# Problem details:
Copy the records below without any change, everything from the line containing "pagination-dot[interactable] [429, 1652, 450, 1673]" down to the line containing "wishlist-count-badge: 0 [752, 172, 798, 218]", with both of those lines included.

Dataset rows
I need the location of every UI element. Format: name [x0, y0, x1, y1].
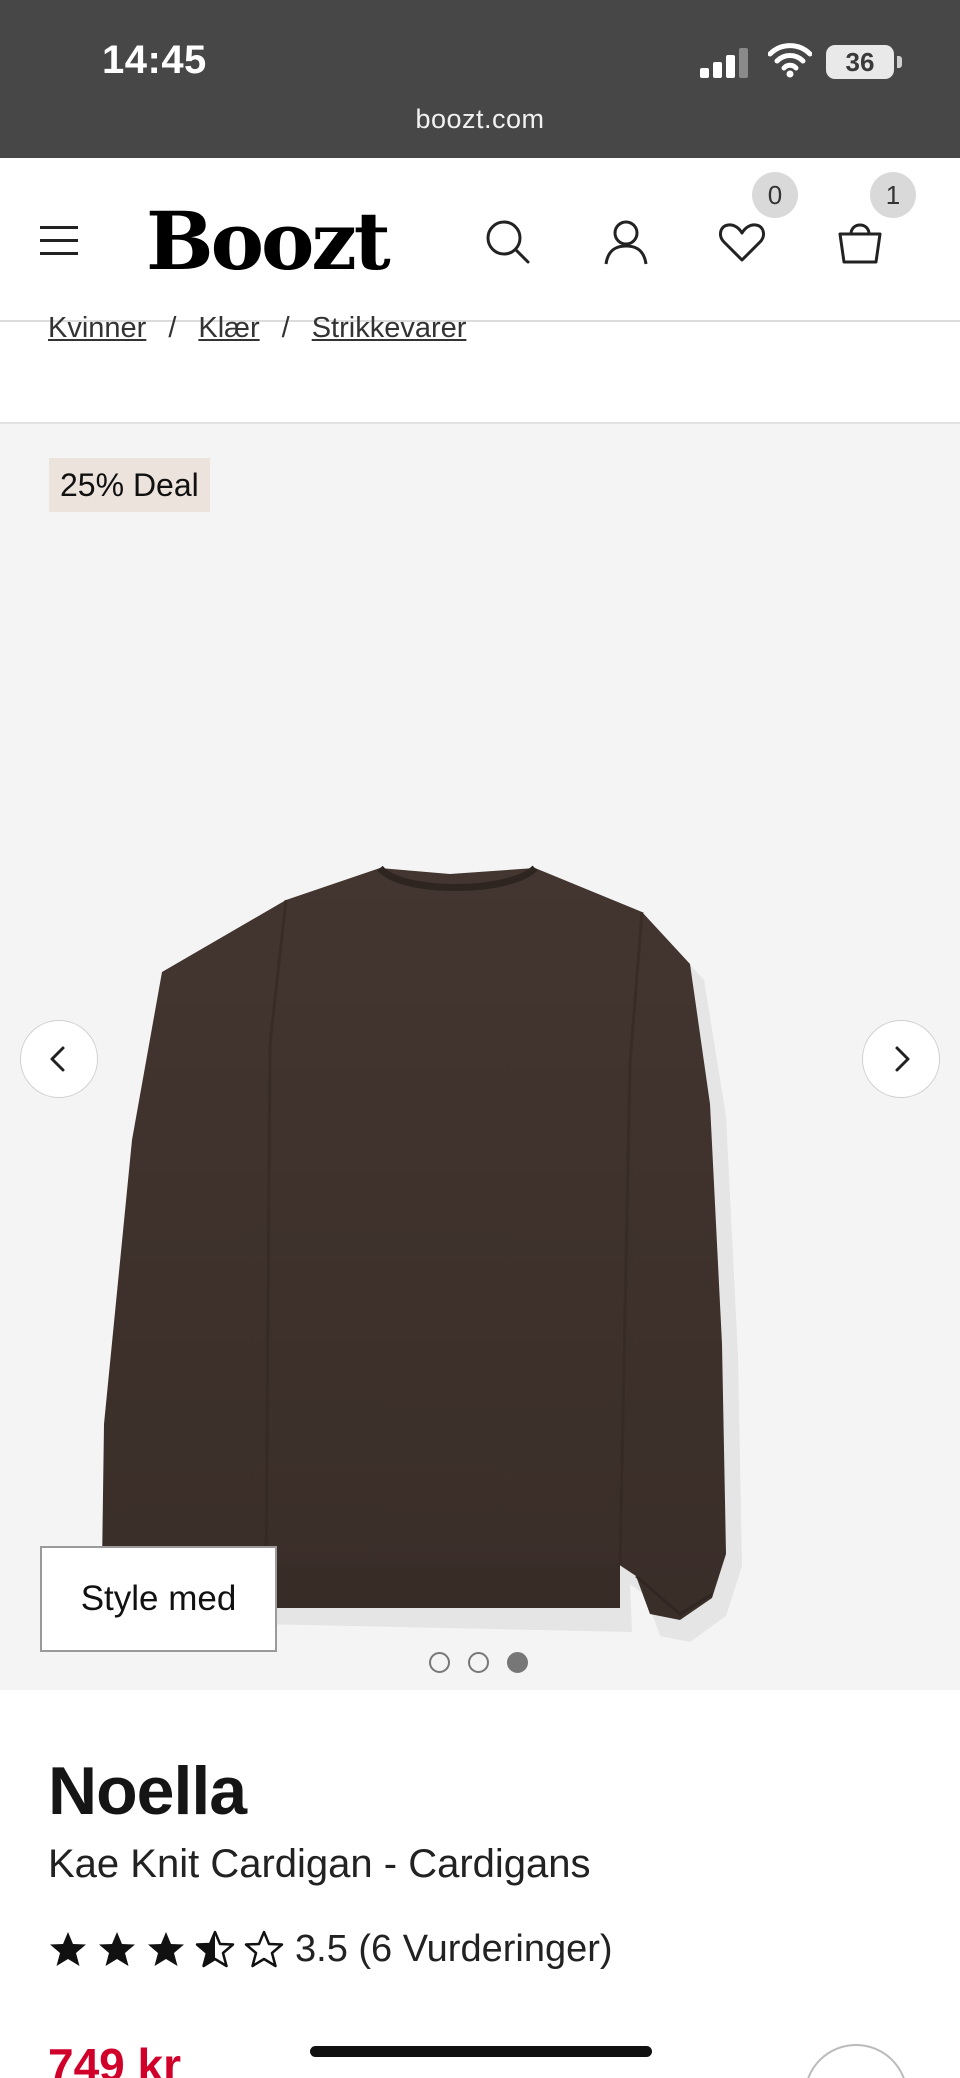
pagination-dot[interactable] [429, 1652, 450, 1673]
chevron-right-icon [895, 1046, 910, 1072]
product-brand[interactable]: Noella [48, 1752, 247, 1830]
star-empty-icon [244, 1930, 284, 1968]
star-full-icon [99, 1932, 135, 1966]
url-bar[interactable]: boozt.com [0, 104, 960, 135]
style-with-button[interactable]: Style med [40, 1546, 277, 1652]
floating-action-button[interactable] [804, 2044, 908, 2078]
chevron-left-icon [50, 1046, 65, 1072]
breadcrumb-separator: / [281, 312, 290, 344]
user-icon[interactable] [598, 214, 654, 270]
wishlist-count-badge: 0 [752, 172, 798, 218]
pagination-dot[interactable] [468, 1652, 489, 1673]
product-rating[interactable]: 3.5 (6 Vurderinger) [48, 1924, 613, 1974]
breadcrumb-link-kvinner[interactable]: Kvinner [48, 312, 146, 344]
next-image-button[interactable] [862, 1020, 940, 1098]
status-bar: 14:45 36 boozt.com [0, 0, 960, 158]
search-icon[interactable] [480, 214, 536, 270]
product-price: 749 kr [48, 2039, 182, 2078]
menu-icon[interactable] [40, 226, 80, 256]
wifi-icon [768, 43, 812, 78]
product-name: Kae Knit Cardigan - Cardigans [48, 1842, 591, 1886]
breadcrumb: Kvinner / Klær / Strikkevarer [48, 312, 466, 345]
shopping-bag-icon[interactable] [832, 214, 888, 270]
signal-icon [700, 46, 752, 78]
status-time: 14:45 [102, 38, 207, 82]
battery-indicator: 36 [826, 45, 902, 79]
star-full-icon [148, 1932, 184, 1966]
site-header: Boozt 0 1 [0, 158, 960, 322]
breadcrumb-separator: / [168, 312, 177, 344]
star-full-icon [50, 1932, 86, 1966]
deal-badge: 25% Deal [49, 458, 210, 512]
rating-summary: 3.5 (6 Vurderinger) [295, 1927, 613, 1970]
home-indicator [310, 2046, 652, 2057]
product-gallery[interactable]: 25% Deal Style med [0, 422, 960, 1690]
previous-image-button[interactable] [20, 1020, 98, 1098]
cart-count-badge: 1 [870, 172, 916, 218]
heart-icon[interactable] [714, 214, 770, 270]
pagination-dot-active[interactable] [507, 1652, 528, 1673]
star-half-icon [195, 1930, 235, 1968]
breadcrumb-link-klaer[interactable]: Klær [198, 312, 259, 344]
product-image-sweater[interactable] [90, 864, 880, 1644]
site-logo[interactable]: Boozt [146, 194, 391, 288]
breadcrumb-link-strikkevarer[interactable]: Strikkevarer [312, 312, 467, 344]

# Final answer:
pagination-dot[interactable] [429, 1652, 450, 1673]
chevron-right-icon [895, 1046, 910, 1072]
product-brand[interactable]: Noella [48, 1752, 247, 1830]
star-empty-icon [244, 1930, 284, 1968]
star-full-icon [99, 1932, 135, 1966]
url-bar[interactable]: boozt.com [0, 104, 960, 135]
style-with-button[interactable]: Style med [40, 1546, 277, 1652]
floating-action-button[interactable] [804, 2044, 908, 2078]
chevron-left-icon [50, 1046, 65, 1072]
breadcrumb-separator: / [281, 312, 290, 344]
user-icon[interactable] [598, 214, 654, 270]
wishlist-count-badge: 0 [752, 172, 798, 218]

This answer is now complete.